BEGIN Source material

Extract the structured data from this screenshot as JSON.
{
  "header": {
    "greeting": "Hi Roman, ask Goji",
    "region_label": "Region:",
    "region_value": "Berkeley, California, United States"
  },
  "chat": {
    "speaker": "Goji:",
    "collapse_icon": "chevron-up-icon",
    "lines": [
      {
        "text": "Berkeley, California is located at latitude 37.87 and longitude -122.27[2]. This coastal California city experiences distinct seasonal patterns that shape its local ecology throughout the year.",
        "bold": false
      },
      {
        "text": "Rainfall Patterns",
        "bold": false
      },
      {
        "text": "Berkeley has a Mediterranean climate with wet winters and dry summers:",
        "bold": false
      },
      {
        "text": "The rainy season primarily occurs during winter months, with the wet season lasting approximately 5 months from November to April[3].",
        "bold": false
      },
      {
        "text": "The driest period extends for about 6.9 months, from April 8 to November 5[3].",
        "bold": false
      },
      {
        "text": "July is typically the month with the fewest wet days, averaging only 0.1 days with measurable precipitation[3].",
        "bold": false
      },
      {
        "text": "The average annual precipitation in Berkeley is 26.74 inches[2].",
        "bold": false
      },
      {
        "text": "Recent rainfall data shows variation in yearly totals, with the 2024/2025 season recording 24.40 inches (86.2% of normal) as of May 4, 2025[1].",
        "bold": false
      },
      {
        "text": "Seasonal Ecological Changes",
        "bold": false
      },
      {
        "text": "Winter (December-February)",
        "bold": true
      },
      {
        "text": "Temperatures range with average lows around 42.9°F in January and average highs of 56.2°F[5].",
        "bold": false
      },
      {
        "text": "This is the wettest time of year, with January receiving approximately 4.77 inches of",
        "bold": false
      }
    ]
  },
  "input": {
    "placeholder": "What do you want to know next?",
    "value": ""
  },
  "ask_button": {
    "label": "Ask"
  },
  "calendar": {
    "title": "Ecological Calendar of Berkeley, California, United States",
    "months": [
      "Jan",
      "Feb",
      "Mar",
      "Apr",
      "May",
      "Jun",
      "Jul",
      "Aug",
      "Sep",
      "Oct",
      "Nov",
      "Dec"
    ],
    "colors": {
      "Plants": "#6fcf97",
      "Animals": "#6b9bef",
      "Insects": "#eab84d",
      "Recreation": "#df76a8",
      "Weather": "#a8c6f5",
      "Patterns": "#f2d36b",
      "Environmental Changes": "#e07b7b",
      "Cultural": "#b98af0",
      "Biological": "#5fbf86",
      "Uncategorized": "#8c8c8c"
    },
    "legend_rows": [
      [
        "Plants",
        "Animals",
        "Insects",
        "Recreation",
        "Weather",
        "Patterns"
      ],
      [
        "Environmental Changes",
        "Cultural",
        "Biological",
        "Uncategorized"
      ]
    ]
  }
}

END Source material

- Prompt:
Write all of the records out again exactly.

- Answer to this problem:
Extract the structured data from this screenshot as JSON.
{
  "header": {
    "greeting": "Hi Roman, ask Goji",
    "region_label": "Region:",
    "region_value": "Berkeley, California, United States"
  },
  "chat": {
    "speaker": "Goji:",
    "collapse_icon": "chevron-up-icon",
    "lines": [
      {
        "text": "Berkeley, California is located at latitude 37.87 and longitude -122.27[2]. This coastal California city experiences distinct seasonal patterns that shape its local ecology throughout the year.",
        "bold": false
      },
      {
        "text": "Rainfall Patterns",
        "bold": false
      },
      {
        "text": "Berkeley has a Mediterranean climate with wet winters and dry summers:",
        "bold": false
      },
      {
        "text": "The rainy season primarily occurs during winter months, with the wet season lasting approximately 5 months from November to April[3].",
        "bold": false
      },
      {
        "text": "The driest period extends for about 6.9 months, from April 8 to November 5[3].",
        "bold": false
      },
      {
        "text": "July is typically the month with the fewest wet days, averaging only 0.1 days with measurable precipitation[3].",
        "bold": false
      },
      {
        "text": "The average annual precipitation in Berkeley is 26.74 inches[2].",
        "bold": false
      },
      {
        "text": "Recent rainfall data shows variation in yearly totals, with the 2024/2025 season recording 24.40 inches (86.2% of normal) as of May 4, 2025[1].",
        "bold": false
      },
      {
        "text": "Seasonal Ecological Changes",
        "bold": false
      },
      {
        "text": "Winter (December-February)",
        "bold": true
      },
      {
        "text": "Temperatures range with average lows around 42.9°F in January and average highs of 56.2°F[5].",
        "bold": false
      },
      {
        "text": "This is the wettest time of year, with January receiving approximately 4.77 inches of",
        "bold": false
      }
    ]
  },
  "input": {
    "placeholder": "What do you want to know next?",
    "value": ""
  },
  "ask_button": {
    "label": "Ask"
  },
  "calendar": {
    "title": "Ecological Calendar of Berkeley, California, United States",
    "months": [
      "Jan",
      "Feb",
      "Mar",
      "Apr",
      "May",
      "Jun",
      "Jul",
      "Aug",
      "Sep",
      "Oct",
      "Nov",
      "Dec"
    ],
    "colors": {
      "Plants": "#6fcf97",
      "Animals": "#6b9bef",
      "Insects": "#eab84d",
      "Recreation": "#df76a8",
      "Weather": "#a8c6f5",
      "Patterns": "#f2d36b",
      "Environmental Changes": "#e07b7b",
      "Cultural": "#b98af0",
      "Biological": "#5fbf86",
      "Uncategorized": "#8c8c8c"
    },
    "legend_rows": [
      [
        "Plants",
        "Animals",
        "Insects",
        "Recreation",
        "Weather",
        "Patterns"
      ],
      [
        "Environmental Changes",
        "Cultural",
        "Biological",
        "Uncategorized"
      ]
    ]
  }
}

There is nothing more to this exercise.